• What to do
Copy each line with the word "Confidence" in it.

• Data excerpts
* * *
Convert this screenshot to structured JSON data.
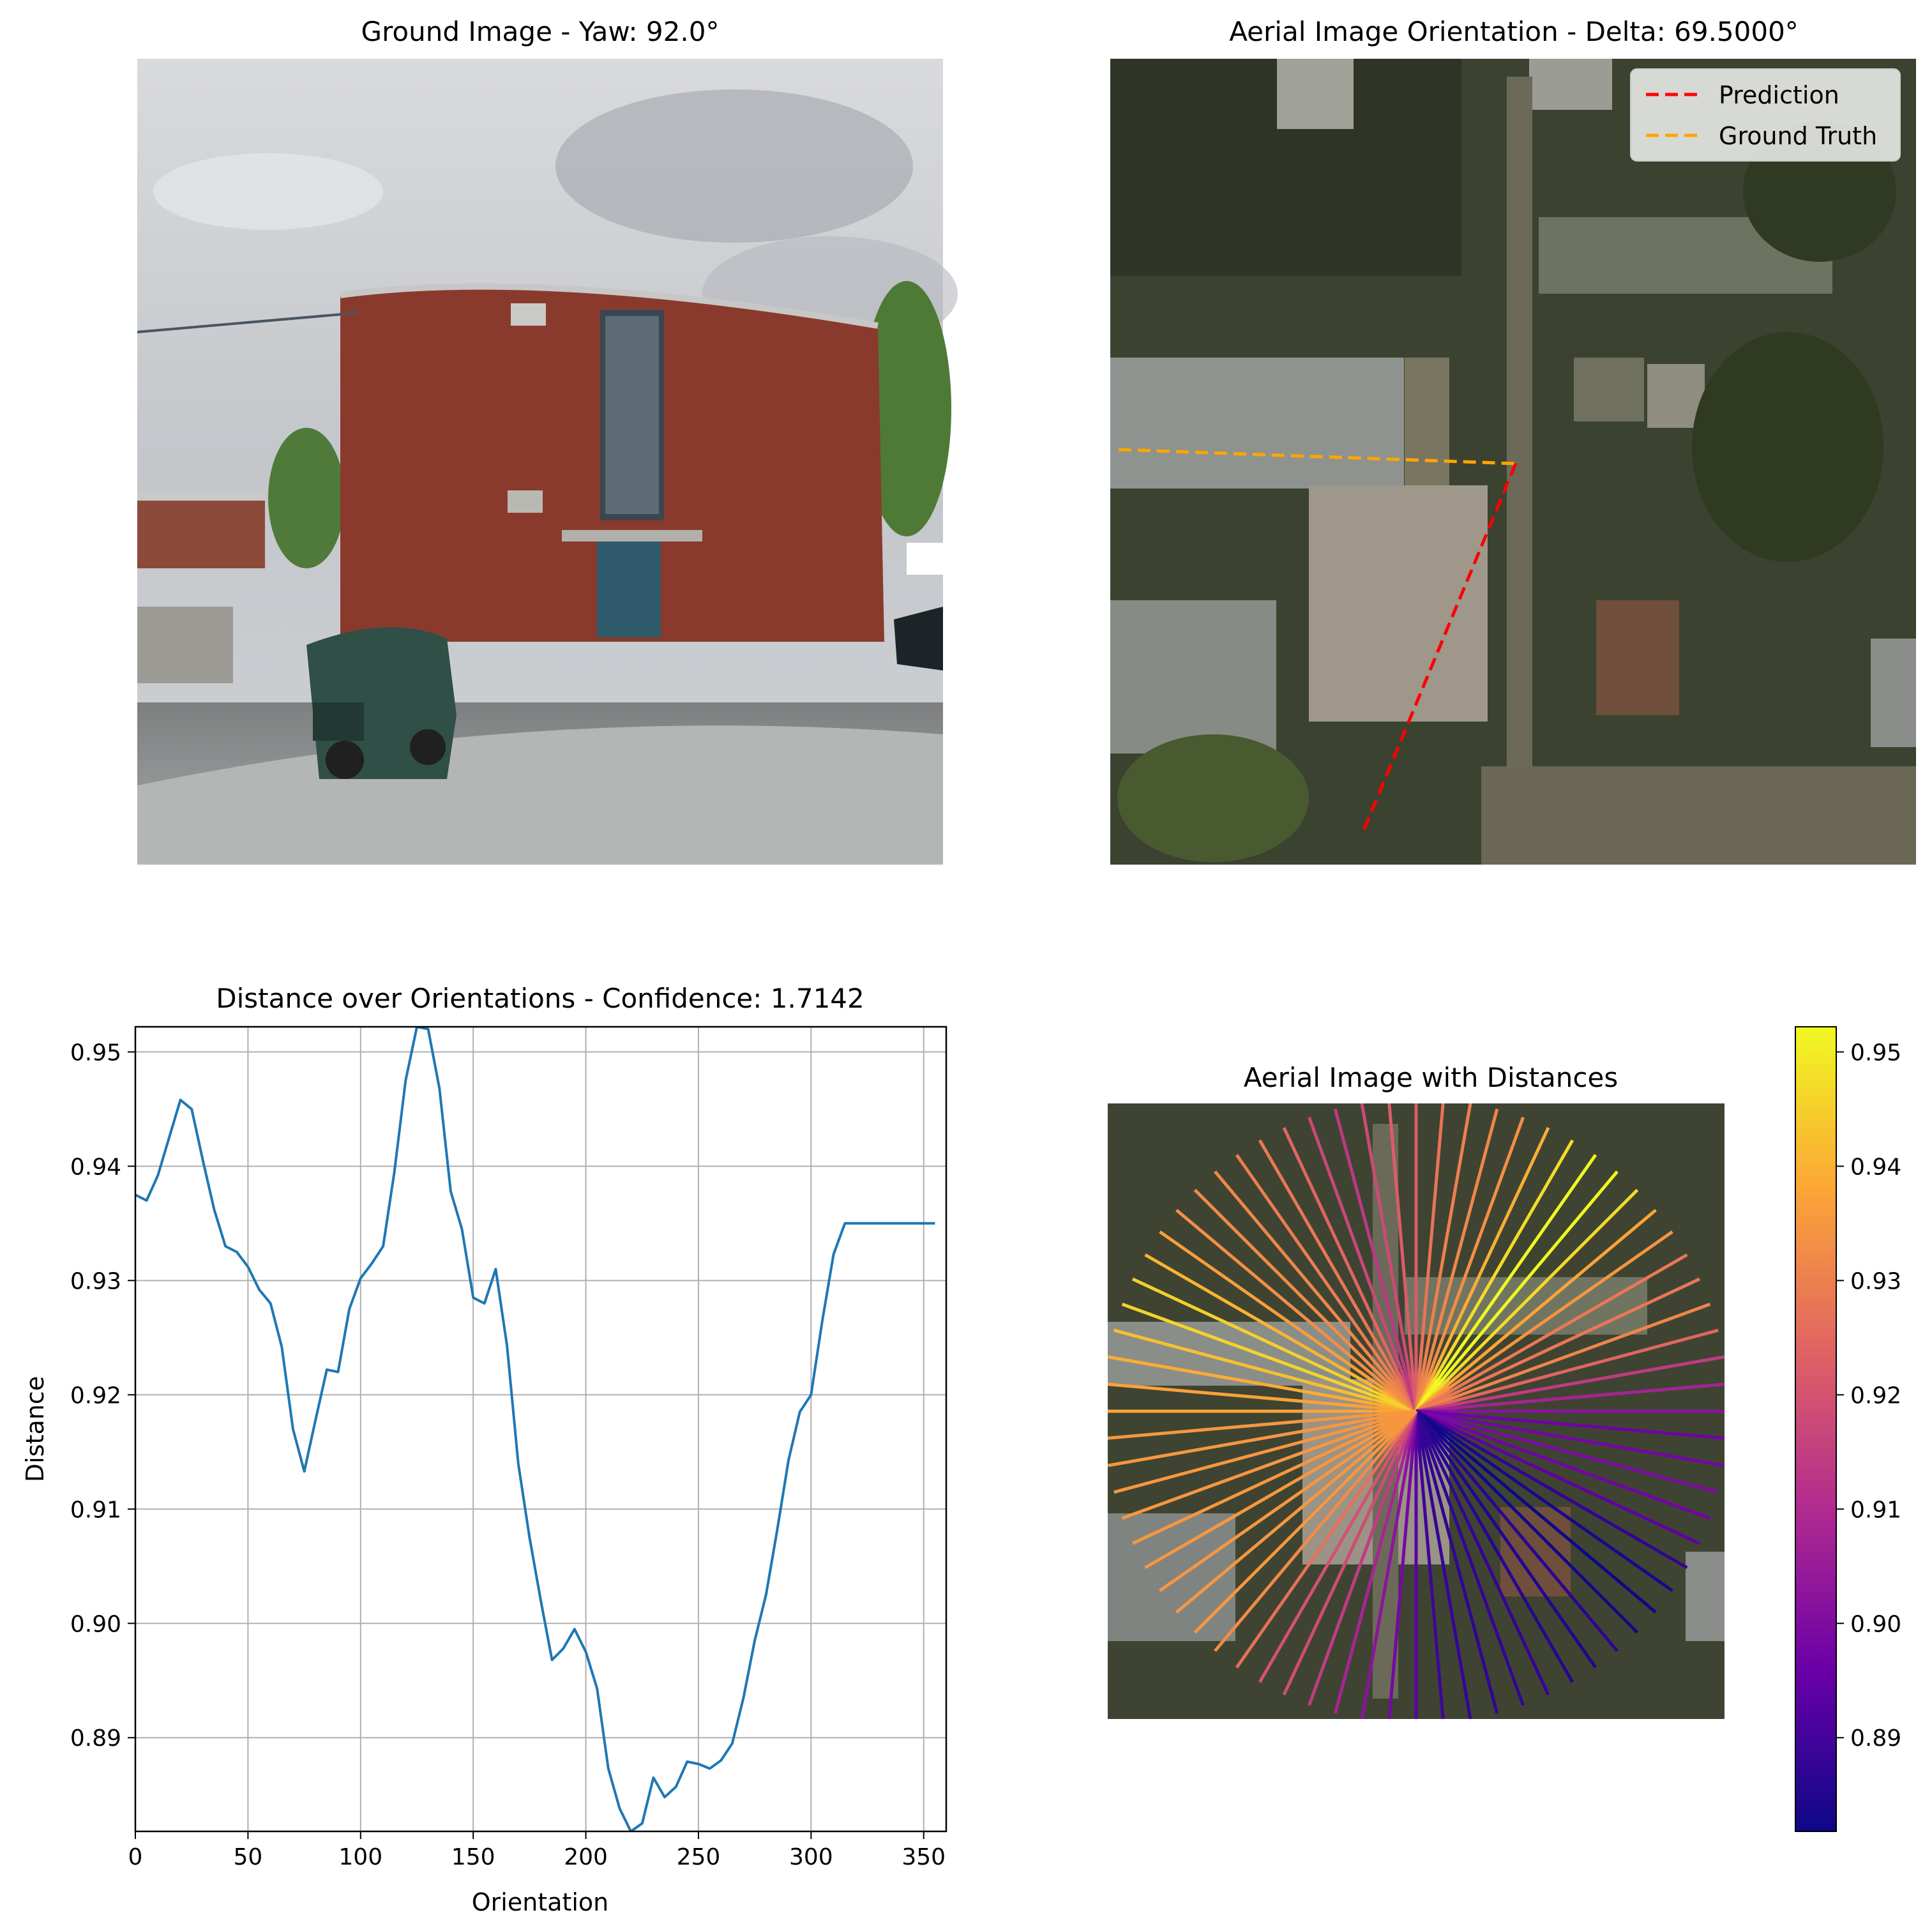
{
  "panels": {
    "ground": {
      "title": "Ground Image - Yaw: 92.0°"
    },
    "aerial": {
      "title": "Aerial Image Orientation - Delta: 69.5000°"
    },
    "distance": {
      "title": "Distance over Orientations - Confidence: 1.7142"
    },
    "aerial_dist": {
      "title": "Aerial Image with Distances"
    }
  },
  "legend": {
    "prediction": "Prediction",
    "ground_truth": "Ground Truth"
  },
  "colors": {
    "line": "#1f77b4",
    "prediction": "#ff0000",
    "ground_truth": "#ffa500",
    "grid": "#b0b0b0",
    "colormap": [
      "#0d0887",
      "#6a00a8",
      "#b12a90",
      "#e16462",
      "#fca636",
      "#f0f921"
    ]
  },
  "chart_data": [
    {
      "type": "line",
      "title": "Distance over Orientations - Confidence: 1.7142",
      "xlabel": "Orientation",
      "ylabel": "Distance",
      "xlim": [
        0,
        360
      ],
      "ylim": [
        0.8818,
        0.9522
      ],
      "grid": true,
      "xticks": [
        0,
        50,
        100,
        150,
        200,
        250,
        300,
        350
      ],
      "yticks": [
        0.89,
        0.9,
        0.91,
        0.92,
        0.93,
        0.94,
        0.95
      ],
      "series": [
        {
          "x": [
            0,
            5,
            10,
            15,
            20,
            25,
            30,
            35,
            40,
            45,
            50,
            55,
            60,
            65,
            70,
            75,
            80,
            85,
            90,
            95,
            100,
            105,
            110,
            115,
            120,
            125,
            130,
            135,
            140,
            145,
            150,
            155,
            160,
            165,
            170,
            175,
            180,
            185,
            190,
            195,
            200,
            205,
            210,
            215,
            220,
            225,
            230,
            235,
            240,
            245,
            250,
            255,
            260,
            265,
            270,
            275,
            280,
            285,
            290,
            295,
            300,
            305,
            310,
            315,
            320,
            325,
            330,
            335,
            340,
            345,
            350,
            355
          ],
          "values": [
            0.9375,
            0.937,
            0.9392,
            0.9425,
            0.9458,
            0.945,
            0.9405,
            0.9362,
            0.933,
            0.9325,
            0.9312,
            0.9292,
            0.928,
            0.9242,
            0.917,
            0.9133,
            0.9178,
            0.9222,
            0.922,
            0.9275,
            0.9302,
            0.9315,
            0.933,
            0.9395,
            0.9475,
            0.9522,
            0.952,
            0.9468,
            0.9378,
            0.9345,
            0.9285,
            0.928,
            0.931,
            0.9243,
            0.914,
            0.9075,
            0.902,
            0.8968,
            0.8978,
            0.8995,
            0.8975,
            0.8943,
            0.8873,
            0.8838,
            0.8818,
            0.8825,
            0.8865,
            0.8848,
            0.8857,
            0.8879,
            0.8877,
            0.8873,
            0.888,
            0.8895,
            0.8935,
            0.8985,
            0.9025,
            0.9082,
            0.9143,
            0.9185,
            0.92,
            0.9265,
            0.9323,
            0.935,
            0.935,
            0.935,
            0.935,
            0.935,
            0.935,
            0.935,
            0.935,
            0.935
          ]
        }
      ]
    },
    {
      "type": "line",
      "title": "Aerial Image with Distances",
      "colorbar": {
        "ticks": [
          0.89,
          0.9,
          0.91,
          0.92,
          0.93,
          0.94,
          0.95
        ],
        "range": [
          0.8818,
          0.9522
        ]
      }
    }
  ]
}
* * *
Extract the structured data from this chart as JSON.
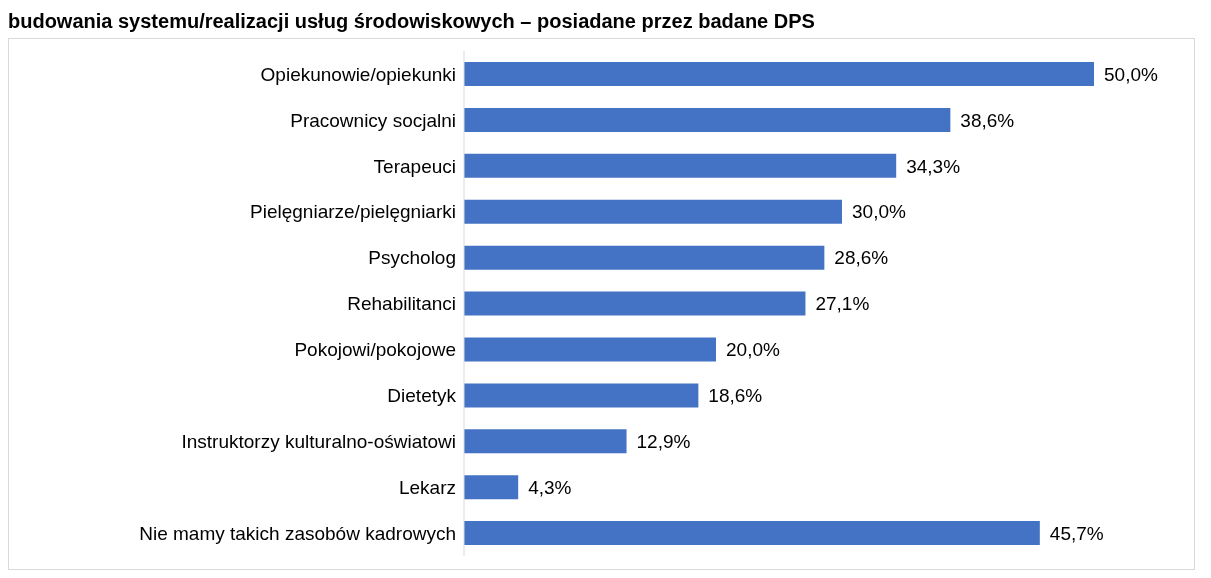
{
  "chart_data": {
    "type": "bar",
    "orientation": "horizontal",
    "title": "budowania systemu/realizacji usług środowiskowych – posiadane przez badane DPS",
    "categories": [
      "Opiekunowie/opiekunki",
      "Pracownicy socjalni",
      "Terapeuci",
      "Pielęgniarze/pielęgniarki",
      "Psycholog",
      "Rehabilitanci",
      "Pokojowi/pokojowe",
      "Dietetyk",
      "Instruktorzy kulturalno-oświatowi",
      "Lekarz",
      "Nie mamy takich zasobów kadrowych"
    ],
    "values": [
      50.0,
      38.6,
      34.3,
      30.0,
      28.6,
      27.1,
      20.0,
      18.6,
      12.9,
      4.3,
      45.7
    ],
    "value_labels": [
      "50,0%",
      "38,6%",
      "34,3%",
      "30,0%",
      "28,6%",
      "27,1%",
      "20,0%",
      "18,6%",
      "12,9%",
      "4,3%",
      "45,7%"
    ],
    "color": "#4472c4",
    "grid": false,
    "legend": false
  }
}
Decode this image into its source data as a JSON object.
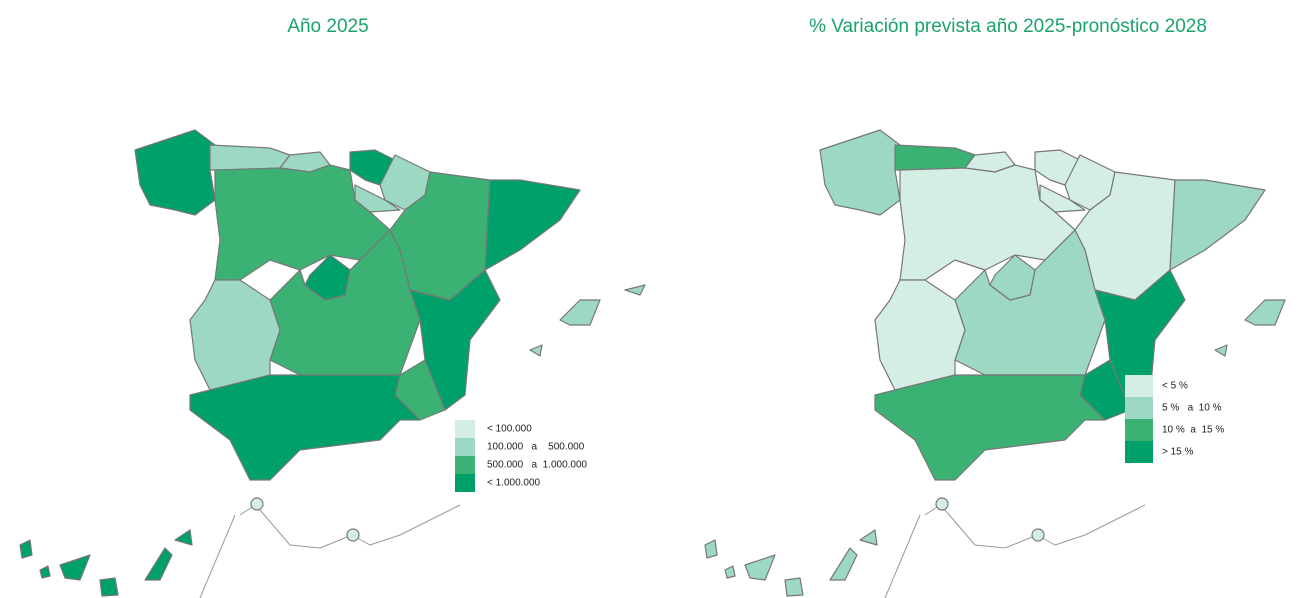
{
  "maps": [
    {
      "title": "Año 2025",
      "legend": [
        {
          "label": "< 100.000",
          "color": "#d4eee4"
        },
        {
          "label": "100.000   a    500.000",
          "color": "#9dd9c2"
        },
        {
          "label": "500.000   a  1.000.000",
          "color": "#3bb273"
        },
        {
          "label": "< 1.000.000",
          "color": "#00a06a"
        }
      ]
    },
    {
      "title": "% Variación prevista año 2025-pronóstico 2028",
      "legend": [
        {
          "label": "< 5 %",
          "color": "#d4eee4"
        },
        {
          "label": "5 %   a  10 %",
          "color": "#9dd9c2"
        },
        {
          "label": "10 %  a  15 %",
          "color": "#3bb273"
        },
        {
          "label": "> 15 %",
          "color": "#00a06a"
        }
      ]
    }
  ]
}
* * *
• Output of the task
      "title": "Distance over Orientations - Confidence: 1.7142"
      "title": "Distance over Orientations - Confidence: 1.7142",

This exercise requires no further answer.